== Information given ==

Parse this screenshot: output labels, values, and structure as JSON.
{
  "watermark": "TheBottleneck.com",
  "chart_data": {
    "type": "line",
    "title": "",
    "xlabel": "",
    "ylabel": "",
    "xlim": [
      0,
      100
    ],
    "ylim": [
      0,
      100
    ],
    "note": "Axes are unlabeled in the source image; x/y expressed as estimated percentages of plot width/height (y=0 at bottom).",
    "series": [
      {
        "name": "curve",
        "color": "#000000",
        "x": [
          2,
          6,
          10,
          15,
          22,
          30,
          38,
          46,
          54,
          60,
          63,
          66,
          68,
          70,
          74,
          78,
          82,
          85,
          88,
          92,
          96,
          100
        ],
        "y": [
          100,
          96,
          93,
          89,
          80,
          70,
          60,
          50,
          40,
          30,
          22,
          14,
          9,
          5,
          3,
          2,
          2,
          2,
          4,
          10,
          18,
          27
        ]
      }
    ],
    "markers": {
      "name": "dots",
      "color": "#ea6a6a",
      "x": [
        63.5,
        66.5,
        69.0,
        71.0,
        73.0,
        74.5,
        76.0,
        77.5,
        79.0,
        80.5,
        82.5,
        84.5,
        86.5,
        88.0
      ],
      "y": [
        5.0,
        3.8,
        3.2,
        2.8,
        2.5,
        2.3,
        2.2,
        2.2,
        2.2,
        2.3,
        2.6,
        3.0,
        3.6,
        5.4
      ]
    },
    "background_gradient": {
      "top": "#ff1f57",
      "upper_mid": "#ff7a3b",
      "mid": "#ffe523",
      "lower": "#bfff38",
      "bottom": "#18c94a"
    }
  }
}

===

• Problem description
Extract all of the data exactly as written.

• Written solution
Parse this screenshot: output labels, values, and structure as JSON.
{
  "watermark": "TheBottleneck.com",
  "chart_data": {
    "type": "line",
    "title": "",
    "xlabel": "",
    "ylabel": "",
    "xlim": [
      0,
      100
    ],
    "ylim": [
      0,
      100
    ],
    "note": "Axes are unlabeled in the source image; x/y expressed as estimated percentages of plot width/height (y=0 at bottom).",
    "series": [
      {
        "name": "curve",
        "color": "#000000",
        "x": [
          2,
          6,
          10,
          15,
          22,
          30,
          38,
          46,
          54,
          60,
          63,
          66,
          68,
          70,
          74,
          78,
          82,
          85,
          88,
          92,
          96,
          100
        ],
        "y": [
          100,
          96,
          93,
          89,
          80,
          70,
          60,
          50,
          40,
          30,
          22,
          14,
          9,
          5,
          3,
          2,
          2,
          2,
          4,
          10,
          18,
          27
        ]
      }
    ],
    "markers": {
      "name": "dots",
      "color": "#ea6a6a",
      "x": [
        63.5,
        66.5,
        69.0,
        71.0,
        73.0,
        74.5,
        76.0,
        77.5,
        79.0,
        80.5,
        82.5,
        84.5,
        86.5,
        88.0
      ],
      "y": [
        5.0,
        3.8,
        3.2,
        2.8,
        2.5,
        2.3,
        2.2,
        2.2,
        2.2,
        2.3,
        2.6,
        3.0,
        3.6,
        5.4
      ]
    },
    "background_gradient": {
      "top": "#ff1f57",
      "upper_mid": "#ff7a3b",
      "mid": "#ffe523",
      "lower": "#bfff38",
      "bottom": "#18c94a"
    }
  }
}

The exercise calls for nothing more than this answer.